Start SUPPLIED MATERIAL

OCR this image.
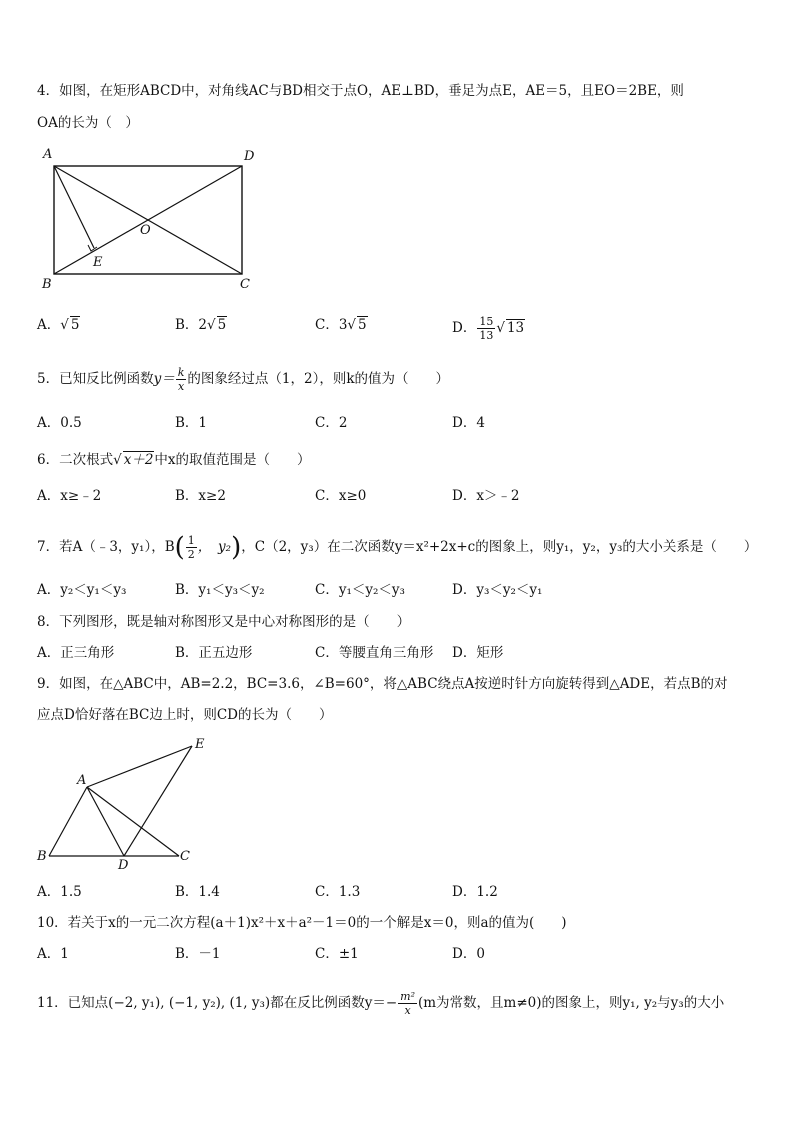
4．如图，在矩形ABCD中，对角线AC与BD相交于点O，AE⊥BD，垂足为点E，AE＝5，且EO＝2BE，则
OA的长为（　）
A	D
B	C
O
E
A．√ 5	B．2√ 5	C．3√ 5	D． $\frac{15}{13}$ √ 13
5．已知反比例函数$y= \frac{k}{x}$ 的图象经过点（1，2），则k的值为（　　）
A．0.5	B．1	C．2	D．4
6．二次根式√ x＋2中x的取值范围是（　　）
A．x≥﹣2	B．x≥2	C．x≥0	D．x＞﹣2
7．若A（﹣3，y₁），$B( \frac{1}{2}$ ，　y₂)，C（2，y₃）在二次函数y＝x²+2x+c的图象上，则y₁，y₂，y₃的大小关系是（　　）
A．y₂＜y₁＜y₃	B．y₁＜y₃＜y₂	C．y₁＜y₂＜y₃	D．y₃＜y₂＜y₁
8．下列图形，既是轴对称图形又是中心对称图形的是（　　）
A．正三角形	B．正五边形	C．等腰直角三角形 D．矩形
9．如图，在△ABC中，AB=2.2，BC=3.6，∠B=60°，将△ABC绕点A按逆时针方向旋转得到△ADE，若点B的对
应点D恰好落在BC边上时，则CD的长为（　　）
A
B	C
D
E
A．1.5	B．1.4	C．1.3	D．1.2
10．若关于x的一元二次方程(a＋1)x²＋x＋a²－1＝0的一个解是x＝0，则a的值为(　　)
A．1	B．－1	C．±1	D．0
11．已知点(−2, y₁), (−1, y₂), (1, y₃)都在反比例函数$y=- \frac{\text{m²}}{x} (m$为常数，且m≠0)的图象上，则y₁, y₂与y₃的大小
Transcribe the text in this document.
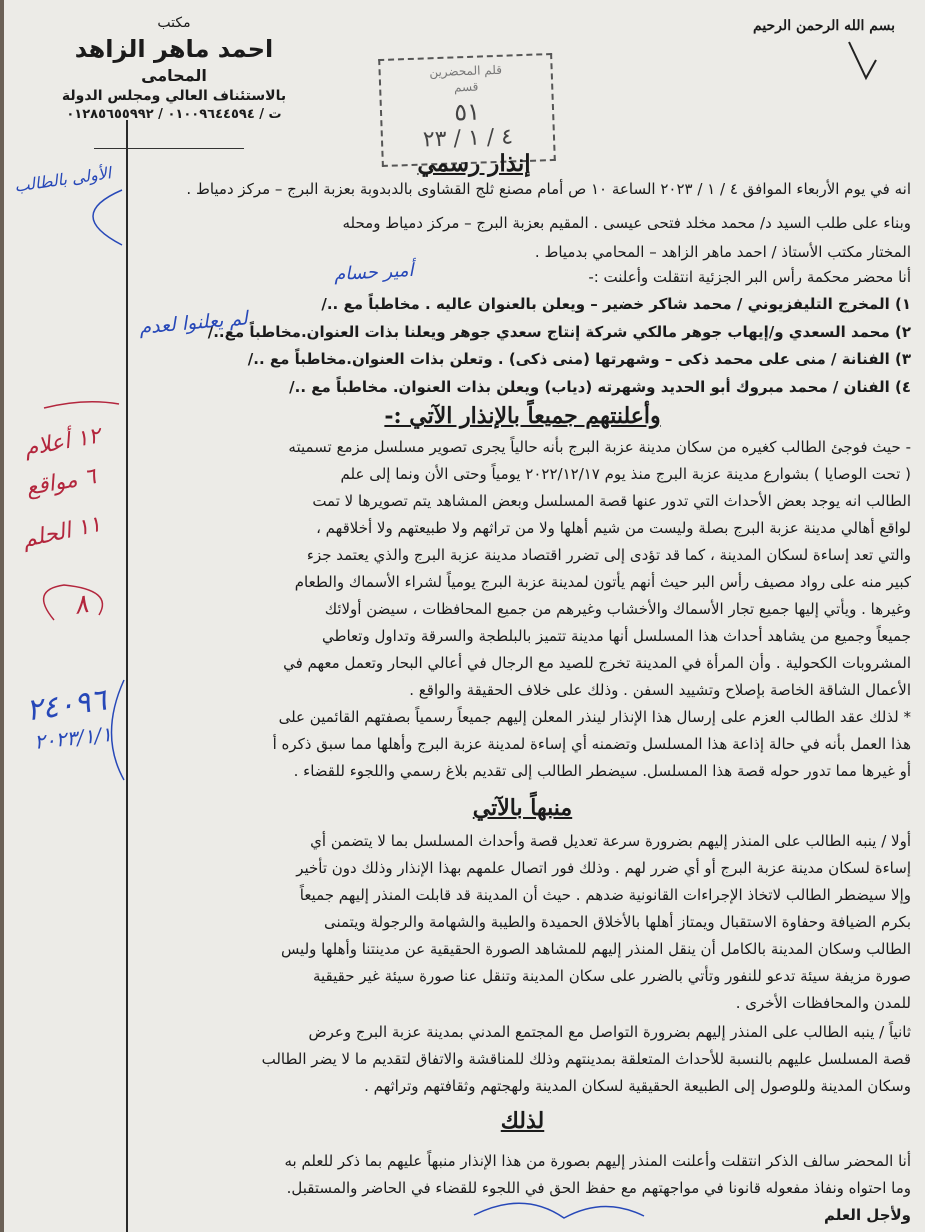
بسم الله الرحمن الرحيم
مكتب
احمد ماهر الزاهد
المحامى
بالاستئناف العالي ومجلس الدولة
ت / ٠١٠٠٩٦٤٤٥٩٤ / ٠١٢٨٥٦٥٥٩٩٢
قلم المحضرين
قسم
٥١
٤ / ١ / ٢٣
إنذار رسمي
انه في يوم الأربعاء الموافق ٤ / ١ / ٢٠٢٣ الساعة ١٠ ص أمام مصنع ثلج القشاوى بالدبدوبة بعزبة البرج – مركز دمياط .
وبناء على طلب السيد د/ محمد مخلد فتحى عيسى . المقيم بعزبة البرج – مركز دمياط ومحله
المختار مكتب الأستاذ / احمد ماهر الزاهد – المحامي بدمياط .
أنا محضر محكمة رأس البر الجزئية انتقلت وأعلنت :-
١) المخرج التليفزيوني / محمد شاكر خضير – ويعلن بالعنوان عاليه . مخاطباً مع ../
٢) محمد السعدي و/إيهاب جوهر مالكي شركة إنتاج سعدي جوهر ويعلنا بذات العنوان.مخاطباً مع../
٣) الفنانة / منى على محمد ذكى – وشهرتها (منى ذكى) . وتعلن بذات العنوان.مخاطباً مع ../
٤) الفنان / محمد مبروك أبو الحديد وشهرته (دياب) ويعلن بذات العنوان. مخاطباً مع ../
وأعلنتهم جميعاً بالإنذار الآتي :-
- حيث فوجئ الطالب كغيره من سكان مدينة عزبة البرج بأنه حالياً يجرى تصوير مسلسل مزمع تسميته
( تحت الوصايا ) بشوارع مدينة عزبة البرج منذ يوم ٢٠٢٢/١٢/١٧ يومياً وحتى الأن ونما إلى علم
الطالب انه يوجد بعض الأحداث التي تدور عنها قصة المسلسل وبعض المشاهد يتم تصويرها لا تمت
لواقع أهالي مدينة عزبة البرج بصلة وليست من شيم أهلها ولا من تراثهم ولا طبيعتهم ولا أخلاقهم ،
والتي تعد إساءة لسكان المدينة ، كما قد تؤدى إلى تضرر اقتصاد مدينة عزبة البرج والذي يعتمد جزء
كبير منه على رواد مصيف رأس البر حيث أنهم يأتون لمدينة عزبة البرج يومياً لشراء الأسماك والطعام
وغيرها . ويأتي إليها جميع تجار الأسماك والأخشاب وغيرهم من جميع المحافظات ، سيضن أولائك
جميعاً وجميع من يشاهد أحداث هذا المسلسل أنها مدينة تتميز بالبلطجة والسرقة وتداول وتعاطي
المشروبات الكحولية . وأن المرأة في المدينة تخرج للصيد مع الرجال في أعالي البحار وتعمل معهم في
الأعمال الشاقة الخاصة بإصلاح وتشييد السفن . وذلك على خلاف الحقيقة والواقع .
* لذلك عقد الطالب العزم على إرسال هذا الإنذار لينذر المعلن إليهم جميعاً رسمياً بصفتهم القائمين على
هذا العمل بأنه في حالة إذاعة هذا المسلسل وتضمنه أي إساءة لمدينة عزبة البرج وأهلها مما سبق ذكره أ
أو غيرها مما تدور حوله قصة هذا المسلسل. سيضطر الطالب إلى تقديم بلاغ رسمي واللجوء للقضاء .
منبهاً بالآتي
أولا / ينبه الطالب على المنذر إليهم بضرورة سرعة تعديل قصة وأحداث المسلسل بما لا يتضمن أي
إساءة لسكان مدينة عزبة البرج أو أي ضرر لهم . وذلك فور اتصال علمهم بهذا الإنذار وذلك دون تأخير
وإلا سيضطر الطالب لاتخاذ الإجراءات القانونية ضدهم . حيث أن المدينة قد قابلت المنذر إليهم جميعاً
بكرم الضيافة وحفاوة الاستقبال ويمتاز أهلها بالأخلاق الحميدة والطيبة والشهامة والرجولة ويتمنى
الطالب وسكان المدينة بالكامل أن ينقل المنذر إليهم للمشاهد الصورة الحقيقية عن مدينتنا وأهلها وليس
صورة مزيفة سيئة تدعو للنفور وتأتي بالضرر على سكان المدينة وتنقل عنا صورة سيئة غير حقيقية
للمدن والمحافظات الأخرى .
ثانياً / ينبه الطالب على المنذر إليهم بضرورة التواصل مع المجتمع المدني بمدينة عزبة البرج وعرض
قصة المسلسل عليهم بالنسبة للأحداث المتعلقة بمدينتهم وذلك للمناقشة والاتفاق لتقديم ما لا يضر الطالب
وسكان المدينة وللوصول إلى الطبيعة الحقيقية لسكان المدينة ولهجتهم وثقافتهم وتراثهم .
لذلك
أنا المحضر سالف الذكر انتقلت وأعلنت المنذر إليهم بصورة من هذا الإنذار منبهاً عليهم بما ذكر للعلم به
وما احتواه ونفاذ مفعوله قانونا في مواجهتهم مع حفظ الحق في اللجوء للقضاء في الحاضر والمستقبل.
ولأجل العلم
الأولى بالطالب
أمير حسام
لم يعلنوا لعدم
١٢ أعلام
٦ مواقع
١١ الحلم
٨
٢٤٠٩٦
٢٠٢٣/١/١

End SUPPLIED MATERIAL

* [WHAT IS BEING ASKED] Scan the material above. Return every line containing the string "بأنه".

* [RESPONSE TO THE EXERCISE]
- حيث فوجئ الطالب كغيره من سكان مدينة عزبة البرج بأنه حالياً يجرى تصوير مسلسل مزمع تسميته
هذا العمل بأنه في حالة إذاعة هذا المسلسل وتضمنه أي إساءة لمدينة عزبة البرج وأهلها مما سبق ذكره أ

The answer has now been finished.